**TEXT PASSAGE:**

========

Process to prepare a gas oil, by (a) isolating from a Fischer-Tropsch synthesis product a first gas oil fraction and a fraction boiling above the gas oil fraction, (b) contacting the heavier fraction with a catalyst system comprising a catalyst, which catalyst comprises an acidic matrix and a large pore molecular sieve in a riser reactor at a temperature of between 450 and 650° C. at a contact time of between 1 and 10 seconds and at a catalyst to oil ratio of between 2 and 20 kg/kg, (c) isolating from the product of step (b) a second gas oil fraction; (d) combining the first gas oil fraction with the second gas oil.

Description

FIELD OF THE INVENTION

The invention relates to a process to prepare a gas oil, in combination with a gasoline, by catalytic cracking of a Fischer-Tropsch product.

BACKGROUND OF THE INVENTION

It is known that paraffinic products boiling in the gas oil range can be prepared from a Fischer-Tropsch derived synthesis product. However, Preparing a gasoline having an acceptable octane number, and a paraffinic gas oil, from a Fischer-Tropsch product, using a single conversion process, is not straightforward. This because the Fischer-Tropsch product as such consists for a large portion of normal paraffins which have a low octane value or contribution. Various publications are known which describe catalytic cracking as a process to prepare a gasoline having an acceptable octane value from a Fischer-Tropsch product. For example U.S. Pat. No. 4,684,756 discloses a process to prepare a gasoline fraction directly by catalytic cracking of a Fischer-Tropsch wax as obtained in an iron catalysed Fischer-Tropsch process. The gasoline yield is 57.2 wt %.

A disadvantage of some of the above processes involving catalytic cracking is that the cetane number of the gas oil fraction, which is produced in combination with the gasoline, is too low, and the gas oil yield is low.

========

**RAW RECORDS:**
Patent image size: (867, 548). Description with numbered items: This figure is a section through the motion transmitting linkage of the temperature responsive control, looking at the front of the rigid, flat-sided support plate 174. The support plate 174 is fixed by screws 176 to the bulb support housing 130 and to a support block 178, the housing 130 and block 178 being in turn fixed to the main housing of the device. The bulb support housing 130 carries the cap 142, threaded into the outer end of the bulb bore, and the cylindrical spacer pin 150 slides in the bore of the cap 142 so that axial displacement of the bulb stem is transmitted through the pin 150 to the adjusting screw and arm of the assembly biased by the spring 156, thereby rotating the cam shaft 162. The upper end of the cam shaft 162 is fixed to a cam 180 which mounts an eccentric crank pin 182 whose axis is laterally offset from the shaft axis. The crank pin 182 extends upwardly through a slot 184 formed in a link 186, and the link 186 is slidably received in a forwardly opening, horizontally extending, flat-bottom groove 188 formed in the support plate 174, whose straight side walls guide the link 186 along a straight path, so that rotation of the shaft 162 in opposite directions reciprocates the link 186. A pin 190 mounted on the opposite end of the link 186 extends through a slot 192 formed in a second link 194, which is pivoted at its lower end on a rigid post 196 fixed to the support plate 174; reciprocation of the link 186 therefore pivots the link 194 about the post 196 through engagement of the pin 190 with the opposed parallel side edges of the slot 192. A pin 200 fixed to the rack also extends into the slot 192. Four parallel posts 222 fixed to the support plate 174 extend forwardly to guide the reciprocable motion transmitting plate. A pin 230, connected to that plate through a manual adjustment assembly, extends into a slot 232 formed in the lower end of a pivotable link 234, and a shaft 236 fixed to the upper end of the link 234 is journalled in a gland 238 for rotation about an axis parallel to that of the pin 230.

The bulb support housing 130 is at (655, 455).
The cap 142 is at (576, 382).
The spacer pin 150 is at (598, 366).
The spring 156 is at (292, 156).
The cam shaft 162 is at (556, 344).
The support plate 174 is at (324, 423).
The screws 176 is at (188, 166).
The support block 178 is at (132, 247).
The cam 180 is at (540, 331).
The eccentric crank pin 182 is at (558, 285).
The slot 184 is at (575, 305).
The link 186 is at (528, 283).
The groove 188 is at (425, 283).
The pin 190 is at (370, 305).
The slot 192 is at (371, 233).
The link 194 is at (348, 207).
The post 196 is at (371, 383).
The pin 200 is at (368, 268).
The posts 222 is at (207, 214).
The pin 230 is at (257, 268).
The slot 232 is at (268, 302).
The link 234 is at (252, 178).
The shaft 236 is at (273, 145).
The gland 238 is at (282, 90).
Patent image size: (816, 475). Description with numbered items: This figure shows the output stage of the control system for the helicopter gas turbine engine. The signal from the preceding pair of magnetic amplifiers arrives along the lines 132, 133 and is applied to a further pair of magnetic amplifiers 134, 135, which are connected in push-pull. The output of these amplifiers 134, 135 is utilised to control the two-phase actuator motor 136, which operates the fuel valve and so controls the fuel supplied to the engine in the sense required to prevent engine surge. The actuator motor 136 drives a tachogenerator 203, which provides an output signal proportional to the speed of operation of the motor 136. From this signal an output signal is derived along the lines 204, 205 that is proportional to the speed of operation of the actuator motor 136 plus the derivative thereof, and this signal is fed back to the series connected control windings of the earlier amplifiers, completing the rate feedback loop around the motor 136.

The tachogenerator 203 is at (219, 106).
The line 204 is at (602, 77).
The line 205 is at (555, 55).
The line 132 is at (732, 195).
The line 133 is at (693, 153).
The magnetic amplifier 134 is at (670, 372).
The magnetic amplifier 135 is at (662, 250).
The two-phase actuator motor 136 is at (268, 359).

========

**TASKS TO PERFORM:**
1/ From the gas oil patent text, list each operating condition set for the riser reactor in step (b), with its stated range.
2/ Carry on the gas oil patent text, beginning after its last sentence.

**TASK-BY-TASK ANSWERS:**
1/
- Temperature: between 450 and 650° C.
- Contact time: between 1 and 10 seconds
- Catalyst to oil ratio: between 2 and 20 kg/kg

2/
The object of the present invention is to prepare a high quality paraffinic gas oil in a catalytic cracking process of a Fischer-Tropsch product which process has as the main product a gasoline.

SUMMARY OF THE INVENTION

Process to prepare a gas oil, by

• (a) isolating from a Fischer-Tropsch synthesis product a first gas oil fraction and a fraction boiling above the gas oil fraction,
• (b) contacting the heavier fraction with a catalyst system comprising a catalyst, which catalyst comprises an acidic matrix and a large pore molecular sieve in a riser reactor at a temperature of between 450 and 650° C. at a contact time of between 1 and 10 seconds and at a catalyst to oil ratio of between 2 and 20 kg/kg,
• (c) isolating from the product of step (b) a second gas oil fraction;
• (d) combining the first gas oil fraction with the second gas oil.

DETAILED DESCRIPTION OF THE INVENTION

Applicants found that the first gas oil fraction, obtained in step (a), will improve the cetane number of the second gas oil obtained by catalytically cracking a Fischer-Tropsch synthesis product. In a preferred embodiment, a relatively heavy Fischer-Tropsch product is used as feed to the catalytic cracking step (b). The enrichment of the catalytically cracked gas oil fraction with paraffins, as obtained in step (a), increases the cetane number to the level that makes the gas oil suitable as a diesel fuel blend component. Another advantage is that use can be made of well-known processes known for fluid catalytic cracking (FCC), step (b).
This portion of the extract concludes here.